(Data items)
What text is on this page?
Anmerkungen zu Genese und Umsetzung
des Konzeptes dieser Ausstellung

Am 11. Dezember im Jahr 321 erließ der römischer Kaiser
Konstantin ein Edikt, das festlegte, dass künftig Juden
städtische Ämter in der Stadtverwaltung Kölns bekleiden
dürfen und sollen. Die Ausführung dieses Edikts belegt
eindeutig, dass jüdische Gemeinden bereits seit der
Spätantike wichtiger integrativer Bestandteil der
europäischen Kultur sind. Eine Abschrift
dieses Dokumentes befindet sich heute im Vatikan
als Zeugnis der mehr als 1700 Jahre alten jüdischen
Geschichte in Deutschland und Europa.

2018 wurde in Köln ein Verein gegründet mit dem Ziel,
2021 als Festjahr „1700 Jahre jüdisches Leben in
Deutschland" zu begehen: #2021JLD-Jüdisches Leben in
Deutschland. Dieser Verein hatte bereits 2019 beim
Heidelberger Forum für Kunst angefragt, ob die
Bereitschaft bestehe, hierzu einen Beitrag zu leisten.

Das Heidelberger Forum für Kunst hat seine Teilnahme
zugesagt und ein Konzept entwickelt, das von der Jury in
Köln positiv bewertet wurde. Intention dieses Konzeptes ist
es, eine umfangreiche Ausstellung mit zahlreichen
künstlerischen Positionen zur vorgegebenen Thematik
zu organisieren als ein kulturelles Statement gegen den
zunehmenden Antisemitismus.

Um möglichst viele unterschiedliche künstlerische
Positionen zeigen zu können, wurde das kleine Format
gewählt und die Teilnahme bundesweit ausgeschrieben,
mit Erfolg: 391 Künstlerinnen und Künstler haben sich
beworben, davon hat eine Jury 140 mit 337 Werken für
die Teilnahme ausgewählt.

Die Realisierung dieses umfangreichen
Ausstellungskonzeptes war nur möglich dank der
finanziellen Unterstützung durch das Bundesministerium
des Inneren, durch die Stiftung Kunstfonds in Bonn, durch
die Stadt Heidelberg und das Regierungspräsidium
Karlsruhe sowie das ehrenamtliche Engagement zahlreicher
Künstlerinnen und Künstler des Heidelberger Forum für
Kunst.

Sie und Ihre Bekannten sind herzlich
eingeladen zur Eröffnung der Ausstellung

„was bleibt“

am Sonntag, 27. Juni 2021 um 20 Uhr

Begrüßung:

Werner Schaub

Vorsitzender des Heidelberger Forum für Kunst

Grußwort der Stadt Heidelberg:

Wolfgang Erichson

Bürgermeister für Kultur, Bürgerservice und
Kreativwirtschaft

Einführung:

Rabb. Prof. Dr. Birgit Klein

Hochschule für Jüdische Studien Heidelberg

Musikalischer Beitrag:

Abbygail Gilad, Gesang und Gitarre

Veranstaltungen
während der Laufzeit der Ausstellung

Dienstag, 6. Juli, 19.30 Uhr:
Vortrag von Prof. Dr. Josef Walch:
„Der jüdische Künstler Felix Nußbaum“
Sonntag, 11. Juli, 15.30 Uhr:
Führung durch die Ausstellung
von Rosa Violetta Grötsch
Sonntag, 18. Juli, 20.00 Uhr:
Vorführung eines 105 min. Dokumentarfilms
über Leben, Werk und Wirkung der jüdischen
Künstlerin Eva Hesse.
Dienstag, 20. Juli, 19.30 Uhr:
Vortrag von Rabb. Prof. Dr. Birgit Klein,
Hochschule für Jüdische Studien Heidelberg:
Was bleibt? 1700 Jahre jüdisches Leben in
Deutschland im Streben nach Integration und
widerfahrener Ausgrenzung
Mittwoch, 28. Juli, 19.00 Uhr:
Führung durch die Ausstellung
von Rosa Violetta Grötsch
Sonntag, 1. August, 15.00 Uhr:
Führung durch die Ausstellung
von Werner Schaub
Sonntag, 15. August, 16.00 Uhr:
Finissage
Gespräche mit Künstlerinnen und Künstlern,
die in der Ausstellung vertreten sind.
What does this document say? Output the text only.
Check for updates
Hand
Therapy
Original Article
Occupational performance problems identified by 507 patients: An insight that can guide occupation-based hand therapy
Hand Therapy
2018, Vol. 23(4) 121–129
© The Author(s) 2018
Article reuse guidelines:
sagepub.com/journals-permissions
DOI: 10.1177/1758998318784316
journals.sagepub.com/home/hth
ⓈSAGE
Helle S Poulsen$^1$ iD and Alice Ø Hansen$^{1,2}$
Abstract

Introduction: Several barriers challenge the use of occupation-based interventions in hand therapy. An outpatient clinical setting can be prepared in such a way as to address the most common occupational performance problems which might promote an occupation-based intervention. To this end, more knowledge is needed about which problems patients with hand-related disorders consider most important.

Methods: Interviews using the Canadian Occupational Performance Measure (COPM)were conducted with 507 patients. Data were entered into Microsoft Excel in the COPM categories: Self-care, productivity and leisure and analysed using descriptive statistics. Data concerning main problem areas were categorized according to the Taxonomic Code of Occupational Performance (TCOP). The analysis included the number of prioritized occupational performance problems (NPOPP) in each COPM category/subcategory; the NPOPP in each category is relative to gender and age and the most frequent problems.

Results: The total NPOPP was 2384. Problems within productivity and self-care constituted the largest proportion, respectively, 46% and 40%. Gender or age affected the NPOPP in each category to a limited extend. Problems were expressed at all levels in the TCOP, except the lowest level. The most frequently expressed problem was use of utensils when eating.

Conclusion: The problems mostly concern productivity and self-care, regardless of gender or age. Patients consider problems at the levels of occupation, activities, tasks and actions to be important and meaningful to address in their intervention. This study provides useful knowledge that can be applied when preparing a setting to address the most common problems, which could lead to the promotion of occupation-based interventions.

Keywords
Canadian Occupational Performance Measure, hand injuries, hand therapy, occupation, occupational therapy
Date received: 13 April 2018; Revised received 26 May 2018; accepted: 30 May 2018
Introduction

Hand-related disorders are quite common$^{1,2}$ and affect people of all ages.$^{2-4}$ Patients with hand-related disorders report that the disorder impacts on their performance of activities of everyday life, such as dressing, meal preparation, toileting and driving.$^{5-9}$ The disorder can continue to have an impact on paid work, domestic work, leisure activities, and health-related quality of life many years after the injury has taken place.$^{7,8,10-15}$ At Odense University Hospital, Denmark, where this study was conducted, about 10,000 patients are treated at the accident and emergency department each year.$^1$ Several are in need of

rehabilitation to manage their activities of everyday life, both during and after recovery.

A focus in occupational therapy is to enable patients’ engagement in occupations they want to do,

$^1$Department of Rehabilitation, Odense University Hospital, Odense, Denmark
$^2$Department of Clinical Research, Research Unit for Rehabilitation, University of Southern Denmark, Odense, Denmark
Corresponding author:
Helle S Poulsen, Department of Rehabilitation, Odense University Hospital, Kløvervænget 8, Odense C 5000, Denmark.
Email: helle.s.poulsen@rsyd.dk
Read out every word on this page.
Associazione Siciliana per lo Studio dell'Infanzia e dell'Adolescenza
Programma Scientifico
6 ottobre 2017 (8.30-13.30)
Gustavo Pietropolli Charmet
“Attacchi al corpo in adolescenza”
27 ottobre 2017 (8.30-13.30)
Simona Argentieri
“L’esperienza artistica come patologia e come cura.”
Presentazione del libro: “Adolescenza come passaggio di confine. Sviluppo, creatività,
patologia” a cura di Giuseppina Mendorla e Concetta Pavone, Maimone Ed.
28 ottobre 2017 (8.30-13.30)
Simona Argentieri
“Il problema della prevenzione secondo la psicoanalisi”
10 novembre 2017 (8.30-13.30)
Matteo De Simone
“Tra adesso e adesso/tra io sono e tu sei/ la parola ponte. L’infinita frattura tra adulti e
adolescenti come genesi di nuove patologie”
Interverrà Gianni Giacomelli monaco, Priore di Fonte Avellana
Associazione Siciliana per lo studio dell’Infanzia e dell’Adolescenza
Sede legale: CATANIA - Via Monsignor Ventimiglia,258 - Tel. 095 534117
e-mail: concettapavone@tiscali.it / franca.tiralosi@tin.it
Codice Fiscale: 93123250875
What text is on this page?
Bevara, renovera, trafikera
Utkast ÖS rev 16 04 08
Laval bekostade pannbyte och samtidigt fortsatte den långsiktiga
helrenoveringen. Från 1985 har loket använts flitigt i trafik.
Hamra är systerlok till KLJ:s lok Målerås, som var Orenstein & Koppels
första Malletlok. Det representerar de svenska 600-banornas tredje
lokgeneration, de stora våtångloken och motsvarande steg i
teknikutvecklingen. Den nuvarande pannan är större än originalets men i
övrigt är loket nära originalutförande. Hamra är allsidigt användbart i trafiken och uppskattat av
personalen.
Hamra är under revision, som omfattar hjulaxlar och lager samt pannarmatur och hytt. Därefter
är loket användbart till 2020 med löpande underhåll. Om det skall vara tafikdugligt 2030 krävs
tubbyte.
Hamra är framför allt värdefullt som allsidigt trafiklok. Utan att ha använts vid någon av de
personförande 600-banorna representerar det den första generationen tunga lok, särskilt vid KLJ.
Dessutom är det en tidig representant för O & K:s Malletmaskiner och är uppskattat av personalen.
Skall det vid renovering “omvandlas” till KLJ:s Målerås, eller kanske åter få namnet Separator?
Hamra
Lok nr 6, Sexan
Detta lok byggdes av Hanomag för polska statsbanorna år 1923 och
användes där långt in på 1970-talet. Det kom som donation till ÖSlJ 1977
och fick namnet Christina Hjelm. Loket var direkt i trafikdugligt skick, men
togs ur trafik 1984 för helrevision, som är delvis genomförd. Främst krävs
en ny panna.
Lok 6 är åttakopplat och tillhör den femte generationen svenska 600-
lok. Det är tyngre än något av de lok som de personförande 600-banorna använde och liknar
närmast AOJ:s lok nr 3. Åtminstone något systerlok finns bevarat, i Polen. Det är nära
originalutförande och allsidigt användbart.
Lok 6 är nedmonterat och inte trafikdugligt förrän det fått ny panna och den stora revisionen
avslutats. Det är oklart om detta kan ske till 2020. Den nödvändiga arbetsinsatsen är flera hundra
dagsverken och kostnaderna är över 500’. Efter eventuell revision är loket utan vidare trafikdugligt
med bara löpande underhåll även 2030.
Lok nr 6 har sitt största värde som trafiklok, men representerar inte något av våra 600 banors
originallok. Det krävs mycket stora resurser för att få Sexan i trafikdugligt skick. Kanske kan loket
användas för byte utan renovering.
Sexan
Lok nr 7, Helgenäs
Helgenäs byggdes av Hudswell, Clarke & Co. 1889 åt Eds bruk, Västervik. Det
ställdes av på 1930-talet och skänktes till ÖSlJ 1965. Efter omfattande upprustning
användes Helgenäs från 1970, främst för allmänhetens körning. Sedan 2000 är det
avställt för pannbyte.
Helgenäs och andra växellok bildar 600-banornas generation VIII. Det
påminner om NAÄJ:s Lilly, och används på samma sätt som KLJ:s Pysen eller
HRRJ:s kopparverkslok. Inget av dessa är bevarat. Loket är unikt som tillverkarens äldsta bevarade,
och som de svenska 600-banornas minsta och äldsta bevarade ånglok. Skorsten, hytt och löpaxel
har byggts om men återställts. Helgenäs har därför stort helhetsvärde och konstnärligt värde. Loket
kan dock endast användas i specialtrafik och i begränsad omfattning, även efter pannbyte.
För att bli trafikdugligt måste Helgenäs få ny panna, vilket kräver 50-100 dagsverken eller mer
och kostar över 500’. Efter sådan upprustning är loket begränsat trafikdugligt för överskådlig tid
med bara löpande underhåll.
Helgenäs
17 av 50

What this task involves =
Run a filter over the data above and keep each line that contains the word "systerlok".

Solution to this exercise =
Hamra är systerlok till KLJ:s lok Målerås, som var Orenstein & Koppels
närmast AOJ:s lok nr 3. Åtminstone något systerlok finns bevarat, i Polen. Det är nära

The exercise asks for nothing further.